[Begin Dataset records]

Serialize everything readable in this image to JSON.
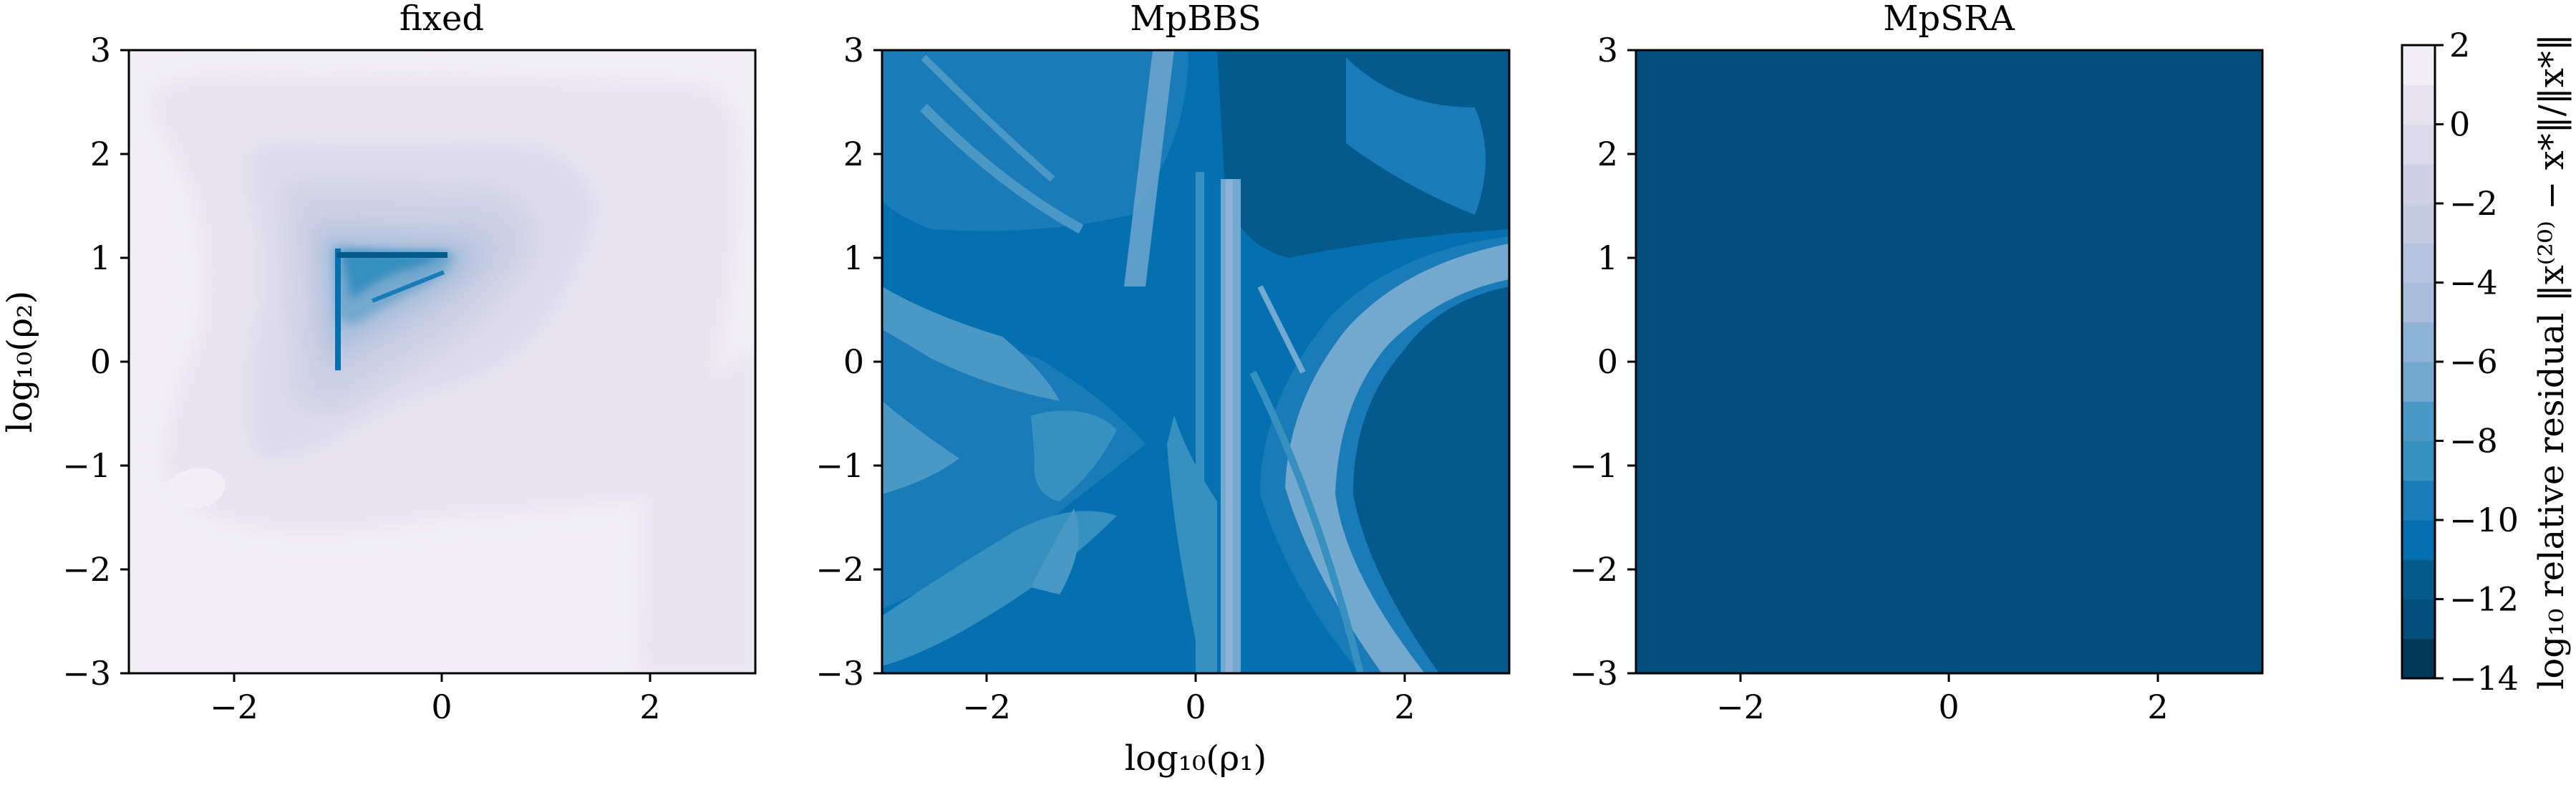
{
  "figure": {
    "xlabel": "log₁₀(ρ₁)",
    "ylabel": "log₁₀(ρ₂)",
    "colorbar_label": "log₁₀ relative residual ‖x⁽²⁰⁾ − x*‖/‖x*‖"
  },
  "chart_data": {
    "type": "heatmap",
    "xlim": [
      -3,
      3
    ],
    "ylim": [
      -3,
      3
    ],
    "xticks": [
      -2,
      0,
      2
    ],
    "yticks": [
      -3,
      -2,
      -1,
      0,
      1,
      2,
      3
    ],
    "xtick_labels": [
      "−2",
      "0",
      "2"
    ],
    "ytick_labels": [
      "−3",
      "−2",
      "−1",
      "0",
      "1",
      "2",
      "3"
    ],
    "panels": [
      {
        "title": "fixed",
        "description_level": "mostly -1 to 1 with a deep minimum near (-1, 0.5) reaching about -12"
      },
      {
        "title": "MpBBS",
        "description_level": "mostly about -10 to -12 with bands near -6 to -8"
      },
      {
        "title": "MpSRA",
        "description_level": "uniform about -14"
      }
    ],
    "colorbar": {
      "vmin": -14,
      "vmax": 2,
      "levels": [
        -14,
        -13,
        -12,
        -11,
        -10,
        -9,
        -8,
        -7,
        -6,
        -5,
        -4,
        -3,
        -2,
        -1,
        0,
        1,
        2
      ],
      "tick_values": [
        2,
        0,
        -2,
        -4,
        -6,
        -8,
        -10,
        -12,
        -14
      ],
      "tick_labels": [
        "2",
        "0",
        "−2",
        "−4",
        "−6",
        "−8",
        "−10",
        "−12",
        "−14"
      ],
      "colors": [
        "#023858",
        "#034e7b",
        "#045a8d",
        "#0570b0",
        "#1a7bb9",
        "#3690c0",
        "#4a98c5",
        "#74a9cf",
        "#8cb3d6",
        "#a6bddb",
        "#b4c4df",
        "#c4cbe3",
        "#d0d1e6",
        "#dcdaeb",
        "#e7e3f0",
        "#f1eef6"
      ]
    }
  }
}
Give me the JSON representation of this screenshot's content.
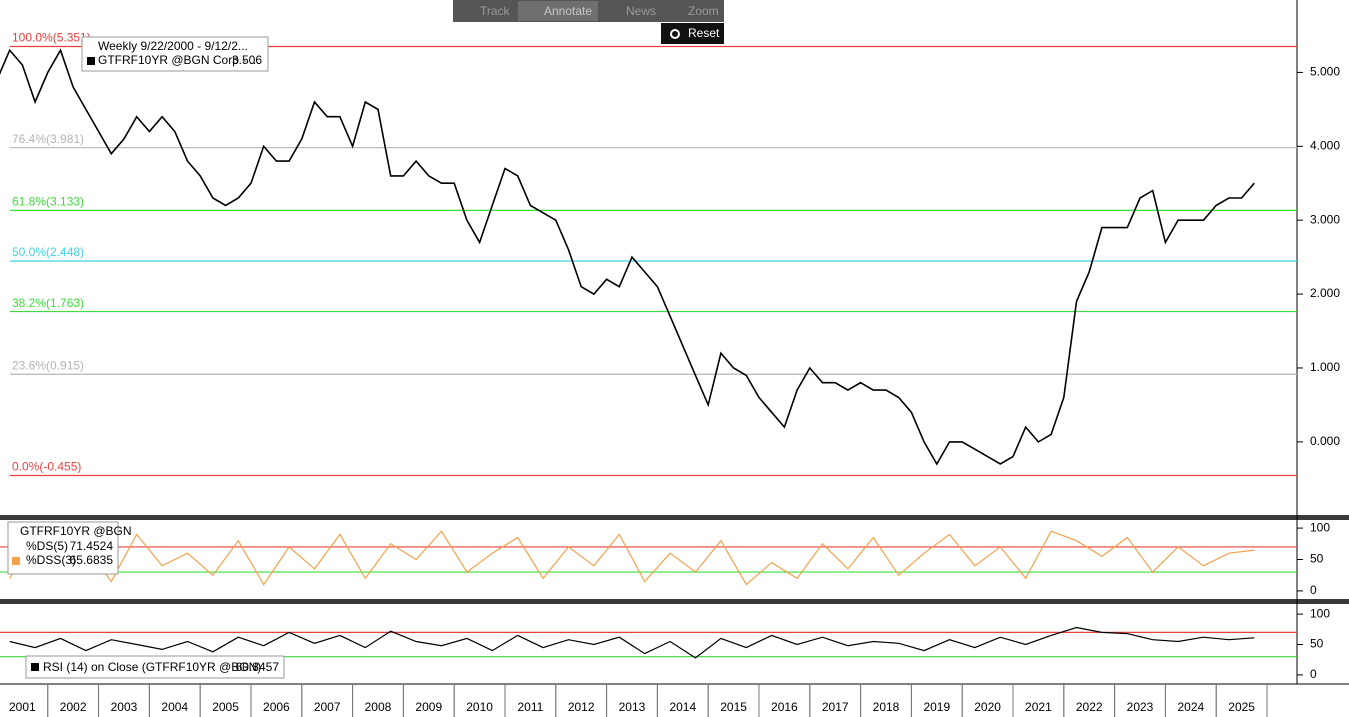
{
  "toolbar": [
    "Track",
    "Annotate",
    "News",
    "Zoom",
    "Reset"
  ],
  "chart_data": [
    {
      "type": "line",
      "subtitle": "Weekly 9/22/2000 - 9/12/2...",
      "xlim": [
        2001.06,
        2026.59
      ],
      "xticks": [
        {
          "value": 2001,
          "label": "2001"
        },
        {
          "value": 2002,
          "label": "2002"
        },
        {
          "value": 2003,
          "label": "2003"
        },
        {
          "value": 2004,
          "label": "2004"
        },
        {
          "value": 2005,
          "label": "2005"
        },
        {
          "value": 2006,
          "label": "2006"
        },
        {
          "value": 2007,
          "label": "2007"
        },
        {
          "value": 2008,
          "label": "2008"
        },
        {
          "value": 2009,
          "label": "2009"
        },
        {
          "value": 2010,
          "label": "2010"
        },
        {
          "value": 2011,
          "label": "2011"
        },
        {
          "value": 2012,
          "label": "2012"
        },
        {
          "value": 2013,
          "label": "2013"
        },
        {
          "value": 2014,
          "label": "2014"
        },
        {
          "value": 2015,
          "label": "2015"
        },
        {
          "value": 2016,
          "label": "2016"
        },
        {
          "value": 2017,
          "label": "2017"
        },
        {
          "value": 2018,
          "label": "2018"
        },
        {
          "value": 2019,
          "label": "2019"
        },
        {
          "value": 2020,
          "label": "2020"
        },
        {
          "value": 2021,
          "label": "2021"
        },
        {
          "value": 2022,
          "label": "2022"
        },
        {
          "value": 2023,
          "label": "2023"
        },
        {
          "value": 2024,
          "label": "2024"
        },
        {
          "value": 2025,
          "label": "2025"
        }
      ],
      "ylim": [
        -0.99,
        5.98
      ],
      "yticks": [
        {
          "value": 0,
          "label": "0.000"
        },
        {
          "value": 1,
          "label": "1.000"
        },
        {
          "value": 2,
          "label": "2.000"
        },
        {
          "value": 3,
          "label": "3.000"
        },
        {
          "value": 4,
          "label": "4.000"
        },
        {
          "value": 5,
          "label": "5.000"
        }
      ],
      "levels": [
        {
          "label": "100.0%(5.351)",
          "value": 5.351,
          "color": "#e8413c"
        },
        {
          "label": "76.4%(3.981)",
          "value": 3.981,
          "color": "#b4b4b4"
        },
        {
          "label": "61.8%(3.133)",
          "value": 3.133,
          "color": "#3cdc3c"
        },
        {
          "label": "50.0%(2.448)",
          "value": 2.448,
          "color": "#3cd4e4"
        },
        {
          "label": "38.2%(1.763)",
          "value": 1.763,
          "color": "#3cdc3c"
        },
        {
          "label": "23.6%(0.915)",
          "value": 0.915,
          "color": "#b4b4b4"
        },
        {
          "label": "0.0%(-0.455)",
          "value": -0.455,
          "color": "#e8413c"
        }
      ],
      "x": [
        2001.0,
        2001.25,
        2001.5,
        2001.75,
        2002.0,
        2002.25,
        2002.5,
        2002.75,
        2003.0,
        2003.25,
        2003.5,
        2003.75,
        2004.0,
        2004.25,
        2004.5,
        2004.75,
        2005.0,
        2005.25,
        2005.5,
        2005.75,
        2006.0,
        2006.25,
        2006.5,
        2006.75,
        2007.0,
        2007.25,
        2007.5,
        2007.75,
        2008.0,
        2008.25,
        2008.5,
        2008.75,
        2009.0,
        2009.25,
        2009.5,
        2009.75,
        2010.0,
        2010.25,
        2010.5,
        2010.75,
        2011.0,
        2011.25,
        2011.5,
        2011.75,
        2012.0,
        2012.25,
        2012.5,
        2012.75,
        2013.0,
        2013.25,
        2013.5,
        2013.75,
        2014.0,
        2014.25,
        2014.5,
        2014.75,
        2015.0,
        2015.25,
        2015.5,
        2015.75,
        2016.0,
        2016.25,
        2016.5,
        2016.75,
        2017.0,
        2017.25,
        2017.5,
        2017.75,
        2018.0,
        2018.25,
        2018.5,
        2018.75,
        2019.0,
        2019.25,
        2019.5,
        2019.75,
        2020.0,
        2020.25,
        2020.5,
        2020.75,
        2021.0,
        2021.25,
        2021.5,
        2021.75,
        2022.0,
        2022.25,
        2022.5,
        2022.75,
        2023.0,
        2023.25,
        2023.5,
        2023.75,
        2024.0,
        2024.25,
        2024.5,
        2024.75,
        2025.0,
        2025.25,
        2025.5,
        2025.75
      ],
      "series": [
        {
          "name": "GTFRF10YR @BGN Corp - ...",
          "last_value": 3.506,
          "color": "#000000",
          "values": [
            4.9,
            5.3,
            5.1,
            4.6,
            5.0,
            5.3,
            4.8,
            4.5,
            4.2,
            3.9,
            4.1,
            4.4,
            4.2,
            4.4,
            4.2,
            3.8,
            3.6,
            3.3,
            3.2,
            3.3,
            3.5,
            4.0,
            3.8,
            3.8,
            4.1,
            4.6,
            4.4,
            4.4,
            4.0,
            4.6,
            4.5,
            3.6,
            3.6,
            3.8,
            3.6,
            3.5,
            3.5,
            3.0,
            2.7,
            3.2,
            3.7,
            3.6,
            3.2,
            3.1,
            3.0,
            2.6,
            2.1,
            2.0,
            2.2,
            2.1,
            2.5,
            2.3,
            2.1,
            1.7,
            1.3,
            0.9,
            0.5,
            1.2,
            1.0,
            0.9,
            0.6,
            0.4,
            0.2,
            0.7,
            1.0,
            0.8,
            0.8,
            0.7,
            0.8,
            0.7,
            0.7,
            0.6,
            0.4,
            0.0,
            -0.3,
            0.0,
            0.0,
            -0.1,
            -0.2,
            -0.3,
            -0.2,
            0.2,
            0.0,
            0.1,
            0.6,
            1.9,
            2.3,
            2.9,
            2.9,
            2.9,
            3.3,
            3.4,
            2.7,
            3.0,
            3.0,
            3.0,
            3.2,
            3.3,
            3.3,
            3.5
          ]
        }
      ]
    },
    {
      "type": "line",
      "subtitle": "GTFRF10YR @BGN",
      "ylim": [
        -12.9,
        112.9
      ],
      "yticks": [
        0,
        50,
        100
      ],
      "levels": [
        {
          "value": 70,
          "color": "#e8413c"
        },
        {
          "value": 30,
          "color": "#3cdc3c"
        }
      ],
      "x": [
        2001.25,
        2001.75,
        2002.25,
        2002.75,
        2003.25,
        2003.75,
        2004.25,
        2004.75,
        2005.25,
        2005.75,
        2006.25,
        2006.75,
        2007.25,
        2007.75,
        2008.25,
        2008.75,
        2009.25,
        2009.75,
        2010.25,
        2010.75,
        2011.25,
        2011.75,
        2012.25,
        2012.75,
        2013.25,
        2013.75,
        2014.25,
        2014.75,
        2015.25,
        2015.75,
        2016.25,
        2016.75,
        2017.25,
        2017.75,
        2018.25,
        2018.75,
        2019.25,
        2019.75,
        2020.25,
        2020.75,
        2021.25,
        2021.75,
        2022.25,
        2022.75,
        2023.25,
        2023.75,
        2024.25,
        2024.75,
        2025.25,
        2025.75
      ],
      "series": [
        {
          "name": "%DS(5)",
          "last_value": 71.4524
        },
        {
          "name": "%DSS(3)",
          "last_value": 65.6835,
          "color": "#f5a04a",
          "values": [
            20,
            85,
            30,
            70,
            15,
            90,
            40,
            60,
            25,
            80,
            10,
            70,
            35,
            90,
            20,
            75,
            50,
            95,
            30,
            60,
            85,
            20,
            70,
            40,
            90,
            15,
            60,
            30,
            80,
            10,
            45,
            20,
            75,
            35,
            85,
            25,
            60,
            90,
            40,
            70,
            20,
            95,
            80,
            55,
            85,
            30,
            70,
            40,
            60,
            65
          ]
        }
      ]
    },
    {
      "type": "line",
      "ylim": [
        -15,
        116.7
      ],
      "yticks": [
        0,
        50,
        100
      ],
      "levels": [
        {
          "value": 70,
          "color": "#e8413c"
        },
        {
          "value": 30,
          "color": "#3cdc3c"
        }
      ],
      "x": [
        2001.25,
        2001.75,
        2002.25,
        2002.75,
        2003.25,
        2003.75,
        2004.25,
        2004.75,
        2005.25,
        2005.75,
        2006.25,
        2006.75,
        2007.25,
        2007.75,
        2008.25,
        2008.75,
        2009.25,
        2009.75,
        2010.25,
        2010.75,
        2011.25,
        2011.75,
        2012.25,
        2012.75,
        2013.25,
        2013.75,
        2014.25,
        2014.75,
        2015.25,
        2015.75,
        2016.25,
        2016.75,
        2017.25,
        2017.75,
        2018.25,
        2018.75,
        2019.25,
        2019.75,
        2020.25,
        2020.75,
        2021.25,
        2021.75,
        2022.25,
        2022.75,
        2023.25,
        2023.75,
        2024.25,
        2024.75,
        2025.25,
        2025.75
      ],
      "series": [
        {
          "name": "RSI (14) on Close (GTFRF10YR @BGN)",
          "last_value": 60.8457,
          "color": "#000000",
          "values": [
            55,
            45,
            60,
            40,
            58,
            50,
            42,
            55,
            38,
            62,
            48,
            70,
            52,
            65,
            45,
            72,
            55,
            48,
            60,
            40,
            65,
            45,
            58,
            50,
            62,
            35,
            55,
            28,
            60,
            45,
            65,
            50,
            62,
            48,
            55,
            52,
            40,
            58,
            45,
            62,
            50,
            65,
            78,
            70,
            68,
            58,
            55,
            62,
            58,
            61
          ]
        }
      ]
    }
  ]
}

[End Dataset records]

Instructions for the task
For this exercise, gather every line of the data that contains the word "near".

Exercise solution
        "description_level": "mostly -1 to 1 with a deep minimum near (-1, 0.5) reaching about -12"
        "description_level": "mostly about -10 to -12 with bands near -6 to -8"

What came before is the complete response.